Extract each line of the records below that contains the string "sorted".

Rows taken from a layout dataset:
···

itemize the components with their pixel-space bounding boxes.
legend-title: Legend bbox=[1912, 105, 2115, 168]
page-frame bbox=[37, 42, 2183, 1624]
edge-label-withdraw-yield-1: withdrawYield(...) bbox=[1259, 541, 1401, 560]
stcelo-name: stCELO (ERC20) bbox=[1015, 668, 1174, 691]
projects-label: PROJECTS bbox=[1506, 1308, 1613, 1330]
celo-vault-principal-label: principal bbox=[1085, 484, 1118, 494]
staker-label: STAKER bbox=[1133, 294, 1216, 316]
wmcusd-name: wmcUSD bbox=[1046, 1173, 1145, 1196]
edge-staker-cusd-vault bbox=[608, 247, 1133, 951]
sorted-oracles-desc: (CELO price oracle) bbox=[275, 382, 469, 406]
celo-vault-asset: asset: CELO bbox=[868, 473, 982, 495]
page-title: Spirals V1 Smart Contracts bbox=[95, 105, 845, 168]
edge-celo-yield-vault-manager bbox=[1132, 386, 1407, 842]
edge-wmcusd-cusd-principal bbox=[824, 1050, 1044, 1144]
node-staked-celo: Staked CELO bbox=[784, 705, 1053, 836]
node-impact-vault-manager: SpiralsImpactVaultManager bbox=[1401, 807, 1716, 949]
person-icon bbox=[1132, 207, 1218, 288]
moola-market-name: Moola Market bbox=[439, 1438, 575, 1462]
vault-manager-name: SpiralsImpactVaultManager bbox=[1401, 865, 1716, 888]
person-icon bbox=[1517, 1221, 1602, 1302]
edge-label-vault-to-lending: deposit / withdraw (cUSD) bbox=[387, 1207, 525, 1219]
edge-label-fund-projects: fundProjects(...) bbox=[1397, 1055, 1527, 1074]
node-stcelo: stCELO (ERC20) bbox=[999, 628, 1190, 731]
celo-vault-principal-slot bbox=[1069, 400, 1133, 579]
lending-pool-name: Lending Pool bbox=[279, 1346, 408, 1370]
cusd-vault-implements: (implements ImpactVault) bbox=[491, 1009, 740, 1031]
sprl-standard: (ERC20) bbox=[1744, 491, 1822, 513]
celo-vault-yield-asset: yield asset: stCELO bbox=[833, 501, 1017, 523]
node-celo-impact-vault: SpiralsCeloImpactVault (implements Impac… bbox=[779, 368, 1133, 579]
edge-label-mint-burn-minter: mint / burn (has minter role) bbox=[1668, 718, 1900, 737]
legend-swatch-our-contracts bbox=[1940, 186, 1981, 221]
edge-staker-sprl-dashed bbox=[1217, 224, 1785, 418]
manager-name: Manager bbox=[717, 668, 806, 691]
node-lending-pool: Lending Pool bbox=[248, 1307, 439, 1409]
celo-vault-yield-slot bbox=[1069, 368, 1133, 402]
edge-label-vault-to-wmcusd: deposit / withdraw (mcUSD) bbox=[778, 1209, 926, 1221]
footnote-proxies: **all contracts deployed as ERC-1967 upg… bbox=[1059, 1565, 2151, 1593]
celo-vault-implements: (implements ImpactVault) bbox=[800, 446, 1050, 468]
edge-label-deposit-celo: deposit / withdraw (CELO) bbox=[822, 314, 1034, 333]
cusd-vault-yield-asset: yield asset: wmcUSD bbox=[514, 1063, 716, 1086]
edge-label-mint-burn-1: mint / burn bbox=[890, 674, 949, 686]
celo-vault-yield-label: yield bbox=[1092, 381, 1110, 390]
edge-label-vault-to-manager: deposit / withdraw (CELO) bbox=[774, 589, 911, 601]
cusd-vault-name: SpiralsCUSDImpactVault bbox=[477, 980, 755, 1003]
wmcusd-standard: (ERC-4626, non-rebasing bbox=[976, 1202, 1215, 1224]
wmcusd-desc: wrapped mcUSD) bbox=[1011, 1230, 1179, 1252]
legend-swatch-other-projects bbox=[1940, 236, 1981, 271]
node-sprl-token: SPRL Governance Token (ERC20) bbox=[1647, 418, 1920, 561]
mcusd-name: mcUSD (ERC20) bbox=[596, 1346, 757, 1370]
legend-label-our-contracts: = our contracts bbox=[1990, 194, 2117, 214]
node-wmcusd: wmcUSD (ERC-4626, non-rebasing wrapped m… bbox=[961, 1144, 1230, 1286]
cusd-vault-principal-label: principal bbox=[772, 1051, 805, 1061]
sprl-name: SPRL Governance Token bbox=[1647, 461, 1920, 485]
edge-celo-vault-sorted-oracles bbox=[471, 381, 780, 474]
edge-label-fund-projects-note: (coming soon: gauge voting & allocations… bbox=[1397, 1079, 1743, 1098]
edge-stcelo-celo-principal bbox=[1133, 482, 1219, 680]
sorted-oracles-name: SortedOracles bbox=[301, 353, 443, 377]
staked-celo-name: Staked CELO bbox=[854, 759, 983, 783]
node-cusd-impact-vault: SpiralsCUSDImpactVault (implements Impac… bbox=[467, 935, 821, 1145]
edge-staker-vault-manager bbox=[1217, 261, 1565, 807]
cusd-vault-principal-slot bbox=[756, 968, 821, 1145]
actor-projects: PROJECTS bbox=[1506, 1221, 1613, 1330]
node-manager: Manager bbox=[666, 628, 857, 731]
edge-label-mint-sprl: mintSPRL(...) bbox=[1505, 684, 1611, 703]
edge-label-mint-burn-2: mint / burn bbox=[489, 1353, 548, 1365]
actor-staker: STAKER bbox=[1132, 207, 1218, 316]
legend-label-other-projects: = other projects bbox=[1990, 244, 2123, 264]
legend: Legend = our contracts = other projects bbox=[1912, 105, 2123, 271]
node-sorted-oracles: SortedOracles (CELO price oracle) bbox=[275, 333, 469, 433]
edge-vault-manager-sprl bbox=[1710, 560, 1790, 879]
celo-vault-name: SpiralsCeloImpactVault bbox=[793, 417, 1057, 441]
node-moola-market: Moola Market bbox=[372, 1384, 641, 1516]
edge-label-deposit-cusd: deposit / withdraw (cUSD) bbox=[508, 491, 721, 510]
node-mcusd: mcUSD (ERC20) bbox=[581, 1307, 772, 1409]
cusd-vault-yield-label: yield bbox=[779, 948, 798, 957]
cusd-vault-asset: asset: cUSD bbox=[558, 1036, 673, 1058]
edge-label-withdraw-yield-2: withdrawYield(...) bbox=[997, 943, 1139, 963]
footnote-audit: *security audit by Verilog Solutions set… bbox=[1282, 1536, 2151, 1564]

···

The result:
sorted-oracles-desc: (CELO price oracle) bbox=[275, 382, 469, 406]
edge-celo-vault-sorted-oracles bbox=[471, 381, 780, 474]
sorted-oracles-name: SortedOracles bbox=[301, 353, 443, 377]
node-sorted-oracles: SortedOracles (CELO price oracle) bbox=[275, 333, 469, 433]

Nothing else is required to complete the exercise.